» **Direction**: Reading the listing below, count the lines that contain the word "Stable" and give that count alone.

» **Input for this task**:
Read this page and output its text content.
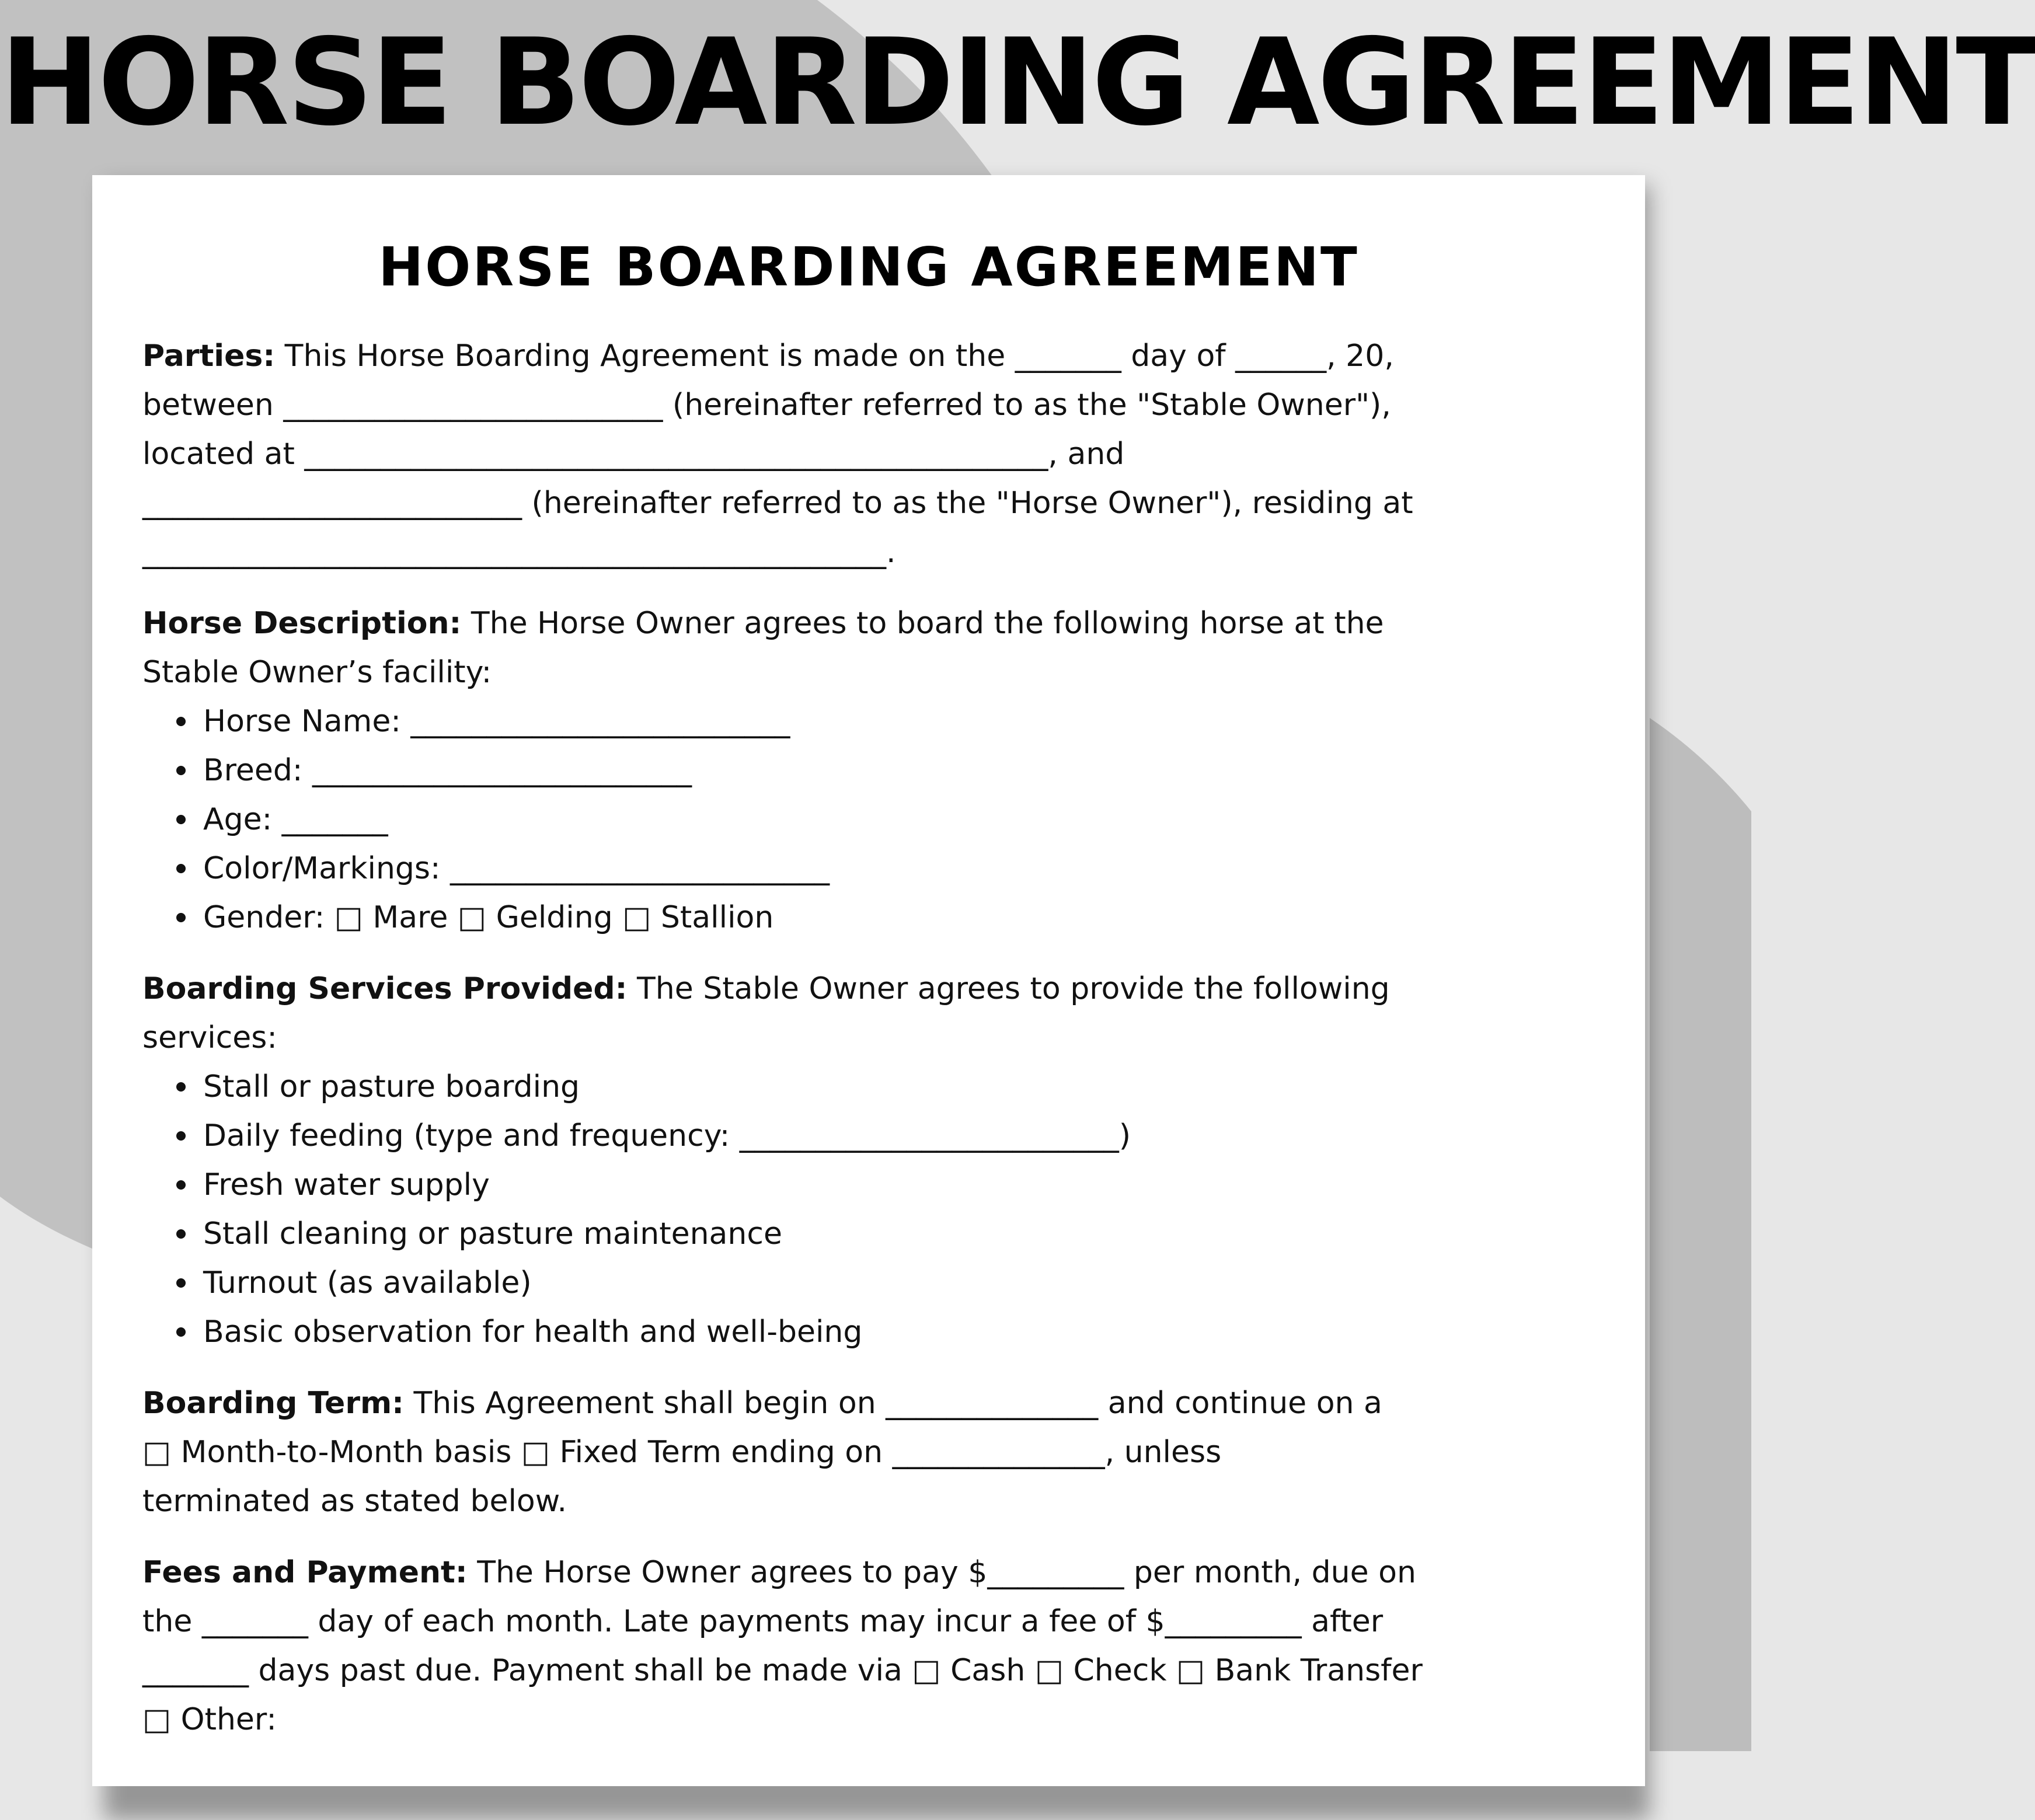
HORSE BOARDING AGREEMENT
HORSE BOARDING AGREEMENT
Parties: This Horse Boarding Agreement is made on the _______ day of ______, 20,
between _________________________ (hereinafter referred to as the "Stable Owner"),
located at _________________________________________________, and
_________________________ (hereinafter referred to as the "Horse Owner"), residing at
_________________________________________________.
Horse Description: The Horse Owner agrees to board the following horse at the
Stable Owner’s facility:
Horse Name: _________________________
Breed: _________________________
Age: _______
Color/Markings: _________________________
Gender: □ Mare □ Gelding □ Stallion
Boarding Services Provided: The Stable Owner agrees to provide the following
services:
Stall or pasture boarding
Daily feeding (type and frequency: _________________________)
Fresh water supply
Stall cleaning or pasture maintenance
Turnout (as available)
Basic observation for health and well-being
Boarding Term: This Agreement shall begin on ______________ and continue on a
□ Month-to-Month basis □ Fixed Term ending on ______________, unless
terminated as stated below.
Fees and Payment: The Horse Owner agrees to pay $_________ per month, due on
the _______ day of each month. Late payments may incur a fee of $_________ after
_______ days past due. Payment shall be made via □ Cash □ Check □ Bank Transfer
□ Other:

» **Task answer**: 3